◆ **Task prompt**
Convert the listing, from its first line through the line containing "The upper cover 61 is at (686, 578)." (both included), into a JSON list of strings with one string per line. Omit blank lines and leave the pictures out.

## Begin Provided information

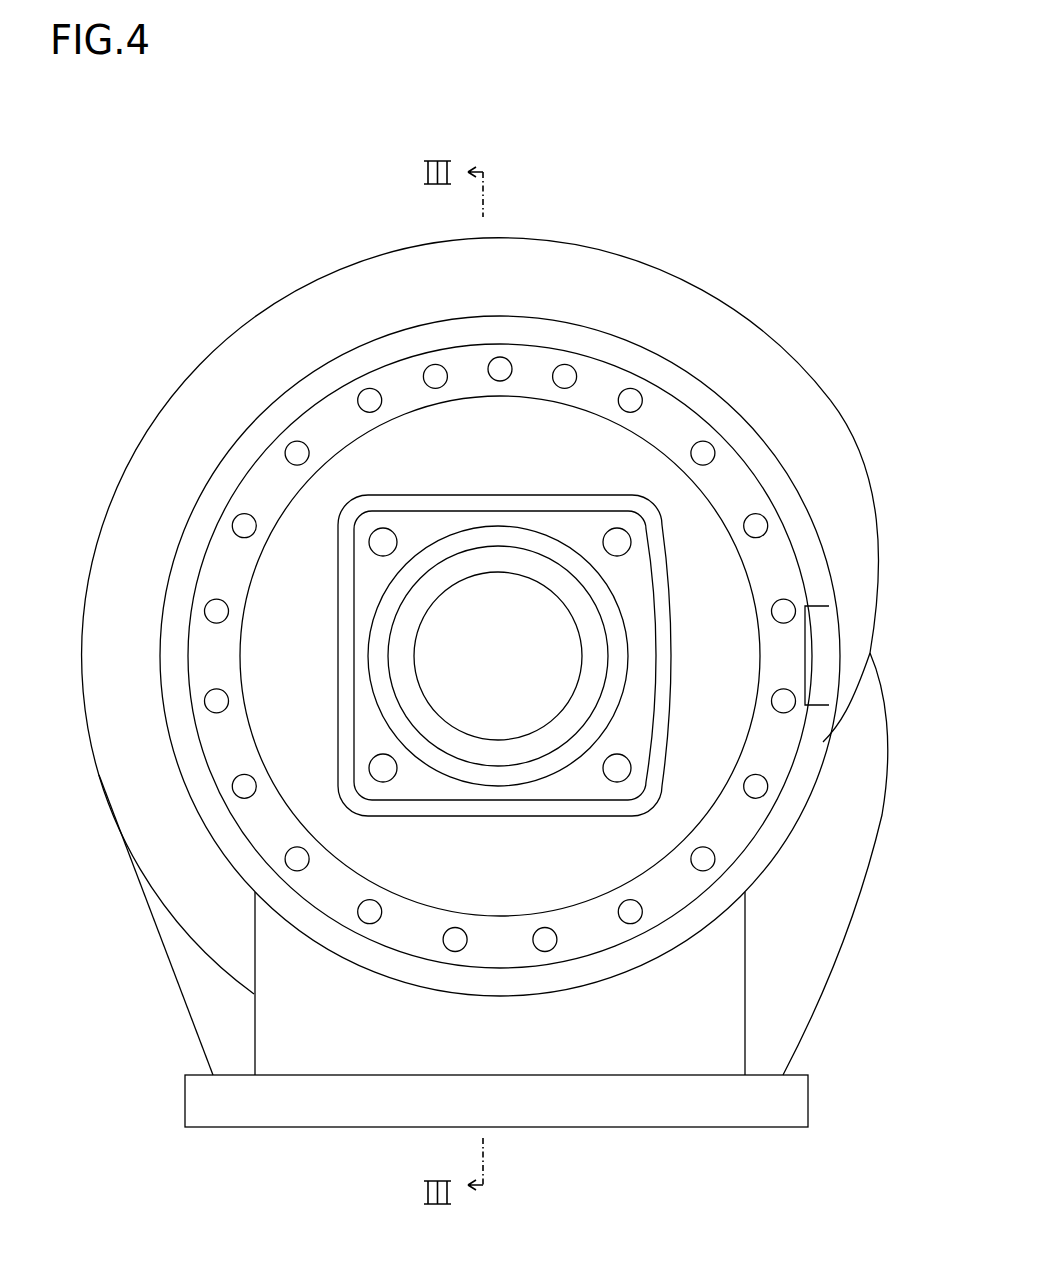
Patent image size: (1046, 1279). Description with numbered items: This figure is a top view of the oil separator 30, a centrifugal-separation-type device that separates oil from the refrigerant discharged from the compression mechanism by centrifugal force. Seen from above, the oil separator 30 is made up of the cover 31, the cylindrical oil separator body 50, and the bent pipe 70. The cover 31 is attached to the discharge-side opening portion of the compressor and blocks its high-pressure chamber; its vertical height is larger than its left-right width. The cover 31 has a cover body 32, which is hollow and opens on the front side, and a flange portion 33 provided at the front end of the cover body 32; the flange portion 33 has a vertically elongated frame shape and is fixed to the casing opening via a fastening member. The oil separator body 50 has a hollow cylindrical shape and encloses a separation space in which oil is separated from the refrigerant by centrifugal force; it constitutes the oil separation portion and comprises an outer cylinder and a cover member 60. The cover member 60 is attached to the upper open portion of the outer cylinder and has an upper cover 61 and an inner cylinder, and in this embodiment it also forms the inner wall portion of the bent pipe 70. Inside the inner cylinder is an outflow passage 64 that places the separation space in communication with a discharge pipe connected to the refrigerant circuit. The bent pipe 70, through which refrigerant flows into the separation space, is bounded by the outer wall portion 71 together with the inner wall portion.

The oil separator 30 is at (782, 190).
The cover 31 is at (780, 1022).
The cover body 32 is at (254, 1025).
The flange portion 33 is at (185, 1098).
The oil separator body 50 is at (802, 467).
The cover member 60 is at (728, 403).
The upper cover 61 is at (686, 578).
The outflow passage 64 is at (462, 658).
The bent pipe 70 is at (322, 277).
The outer wall portion 71 is at (230, 344).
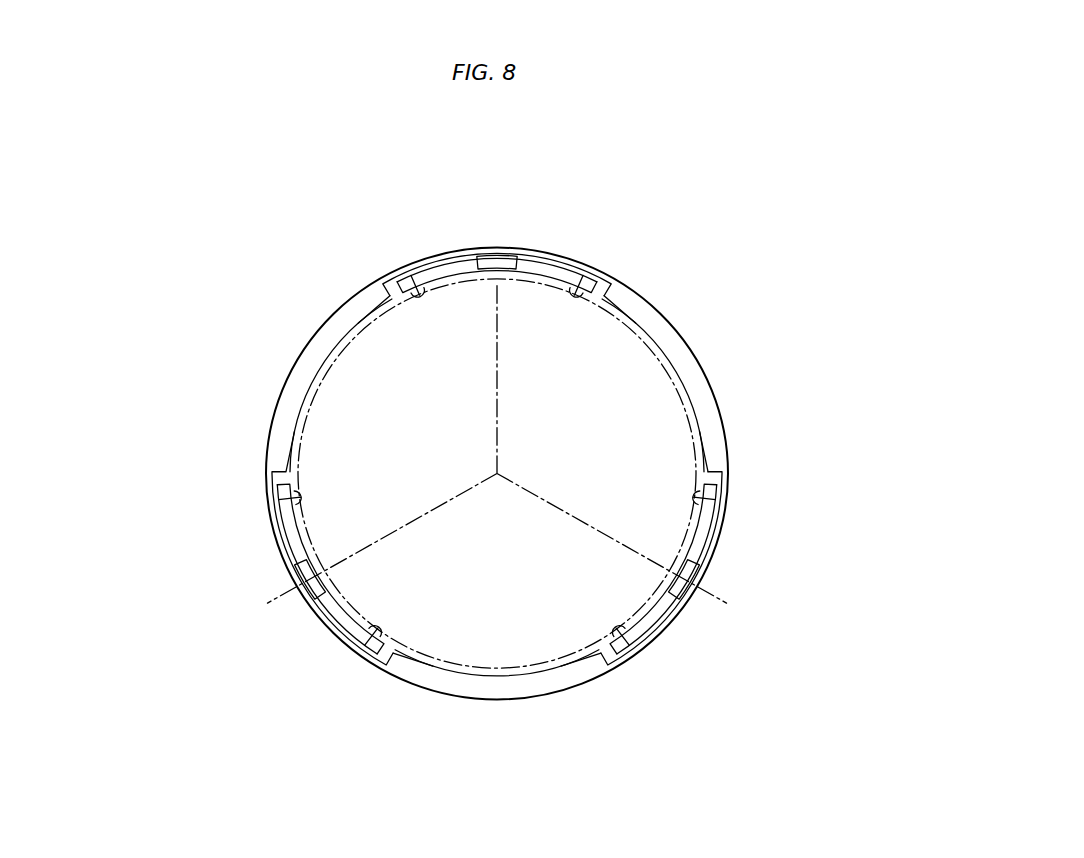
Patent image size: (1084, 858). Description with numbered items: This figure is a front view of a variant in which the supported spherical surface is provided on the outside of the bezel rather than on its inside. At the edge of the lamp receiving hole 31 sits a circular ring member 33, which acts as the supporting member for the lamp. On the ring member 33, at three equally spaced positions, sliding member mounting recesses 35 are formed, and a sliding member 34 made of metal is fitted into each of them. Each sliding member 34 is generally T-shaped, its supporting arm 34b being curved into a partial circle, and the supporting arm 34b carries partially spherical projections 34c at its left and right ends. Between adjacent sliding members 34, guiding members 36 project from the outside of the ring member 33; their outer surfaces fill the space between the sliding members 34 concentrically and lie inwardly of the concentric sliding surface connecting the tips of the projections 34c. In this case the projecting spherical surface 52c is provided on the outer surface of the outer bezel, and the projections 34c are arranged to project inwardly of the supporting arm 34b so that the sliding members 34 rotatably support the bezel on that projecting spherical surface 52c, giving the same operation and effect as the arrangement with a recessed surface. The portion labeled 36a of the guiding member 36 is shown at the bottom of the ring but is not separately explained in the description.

## End Provided information

◆ **Answer below**
[
  "Patent image size: (1046, 1279). Description with numbered items: This figure is a top view of the oil separator 30, a centrifugal-separation-type device that separates oil from the refrigerant discharged from the compression mechanism by centrifugal force. Seen from above, the oil separator 30 is made up of the cover 31, the cylindrical oil separator body 50, and the bent pipe 70. The cover 31 is attached to the discharge-side opening portion of the compressor and blocks its high-pressure chamber; its vertical height is larger than its left-right width. The cover 31 has a cover body 32, which is hollow and opens on the front side, and a flange portion 33 provided at the front end of the cover body 32; the flange portion 33 has a vertically elongated frame shape and is fixed to the casing opening via a fastening member. The oil separator body 50 has a hollow cylindrical shape and encloses a separation space in which oil is separated from the refrigerant by centrifugal force; it constitutes the oil separation portion and comprises an outer cylinder and a cover member 60. The cover member 60 is attached to the upper open portion of the outer cylinder and has an upper cover 61 and an inner cylinder, and in this embodiment it also forms the inner wall portion of the bent pipe 70. Inside the inner cylinder is an outflow passage 64 that places the separation space in communication with a discharge pipe connected to the refrigerant circuit. The bent pipe 70, through which refrigerant flows into the separation space, is bounded by the outer wall portion 71 together with the inner wall portion.",
  "The oil separator 30 is at (782, 190).",
  "The cover 31 is at (780, 1022).",
  "The cover body 32 is at (254, 1025).",
  "The flange portion 33 is at (185, 1098).",
  "The oil separator body 50 is at (802, 467).",
  "The cover member 60 is at (728, 403).",
  "The upper cover 61 is at (686, 578)."
]